**Directions for this task**
Your task is to repeat the entries word for word while leaving out the pictures.
****************************************
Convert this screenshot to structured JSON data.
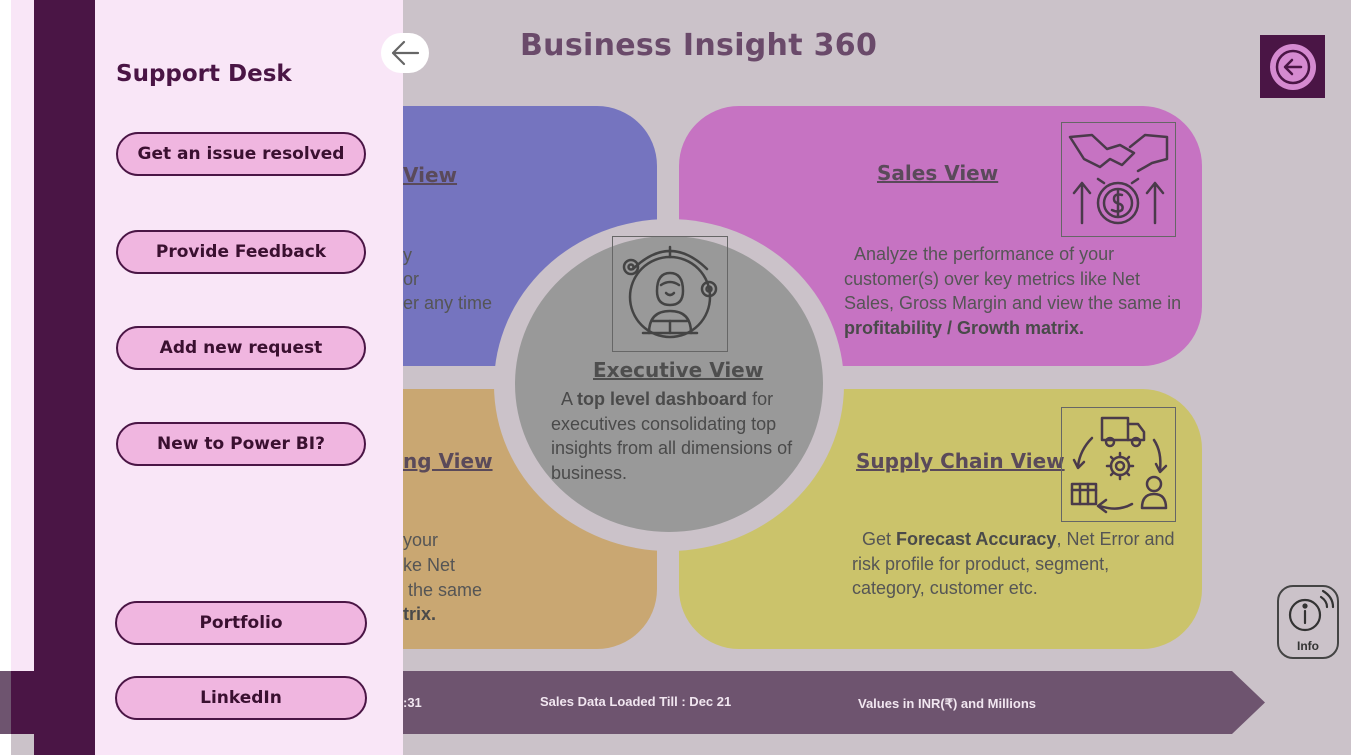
{
  "header": {
    "title": "Business Insight 360"
  },
  "cards": {
    "finance": {
      "title": "View",
      "text_lines": [
        "y",
        "or",
        "er any time"
      ]
    },
    "sales": {
      "title": "Sales View",
      "text_1": "Analyze the performance of your customer(s) over key metrics like Net Sales, Gross Margin and view the same in ",
      "text_bold": "profitability / Growth matrix."
    },
    "marketing": {
      "title": "ng View",
      "line_1": "your",
      "line_2": "ke Net",
      "line_3": " the same",
      "line_bold": "trix."
    },
    "supply": {
      "title": "Supply Chain View",
      "text_pre": "Get ",
      "text_bold": "Forecast Accuracy",
      "text_post": ", Net Error and risk profile for product, segment, category, customer etc."
    }
  },
  "center": {
    "title": "Executive View",
    "text_pre": "A ",
    "text_bold": "top level dashboard",
    "text_post": " for executives consolidating top insights from all dimensions of business."
  },
  "ribbon": {
    "item_1": ":31",
    "item_2": "Sales Data Loaded Till : Dec 21",
    "item_3": "Values in INR(₹) and Millions"
  },
  "info": {
    "label": "Info"
  },
  "support_panel": {
    "title": "Support Desk",
    "buttons": [
      "Get an issue resolved",
      "Provide Feedback",
      "Add new request",
      "New to Power BI?",
      "Portfolio",
      "LinkedIn"
    ]
  },
  "icons": {
    "home": "back-circle-icon",
    "close_panel": "arrow-left-icon",
    "sales": "handshake-dollar-icon",
    "supply": "supply-cycle-icon",
    "executive": "executive-globe-icon",
    "info": "info-icon"
  },
  "colors": {
    "dark_purple": "#4a1545",
    "panel_bg": "#f9e6f7",
    "button_bg": "#f0b6e0",
    "card_purple": "#7574bf",
    "card_pink": "#c673c2",
    "card_tan": "#c9a772",
    "card_olive": "#cbc36b",
    "ribbon": "#6e546f"
  }
}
****************************************
**Solution for this exercise**
Convert this screenshot to structured JSON data.
{
  "header": {
    "title": "Business Insight 360"
  },
  "cards": {
    "finance": {
      "title": "View",
      "text_lines": [
        "y",
        "or",
        "er any time"
      ]
    },
    "sales": {
      "title": "Sales View",
      "text_1": "Analyze the performance of your customer(s) over key metrics like Net Sales, Gross Margin and view the same in ",
      "text_bold": "profitability / Growth matrix."
    },
    "marketing": {
      "title": "ng View",
      "line_1": "your",
      "line_2": "ke Net",
      "line_3": " the same",
      "line_bold": "trix."
    },
    "supply": {
      "title": "Supply Chain View",
      "text_pre": "Get ",
      "text_bold": "Forecast Accuracy",
      "text_post": ", Net Error and risk profile for product, segment, category, customer etc."
    }
  },
  "center": {
    "title": "Executive View",
    "text_pre": "A ",
    "text_bold": "top level dashboard",
    "text_post": " for executives consolidating top insights from all dimensions of business."
  },
  "ribbon": {
    "item_1": ":31",
    "item_2": "Sales Data Loaded Till : Dec 21",
    "item_3": "Values in INR(₹) and Millions"
  },
  "info": {
    "label": "Info"
  },
  "support_panel": {
    "title": "Support Desk",
    "buttons": [
      "Get an issue resolved",
      "Provide Feedback",
      "Add new request",
      "New to Power BI?",
      "Portfolio",
      "LinkedIn"
    ]
  },
  "icons": {
    "home": "back-circle-icon",
    "close_panel": "arrow-left-icon",
    "sales": "handshake-dollar-icon",
    "supply": "supply-cycle-icon",
    "executive": "executive-globe-icon",
    "info": "info-icon"
  },
  "colors": {
    "dark_purple": "#4a1545",
    "panel_bg": "#f9e6f7",
    "button_bg": "#f0b6e0",
    "card_purple": "#7574bf",
    "card_pink": "#c673c2",
    "card_tan": "#c9a772",
    "card_olive": "#cbc36b",
    "ribbon": "#6e546f"
  }
}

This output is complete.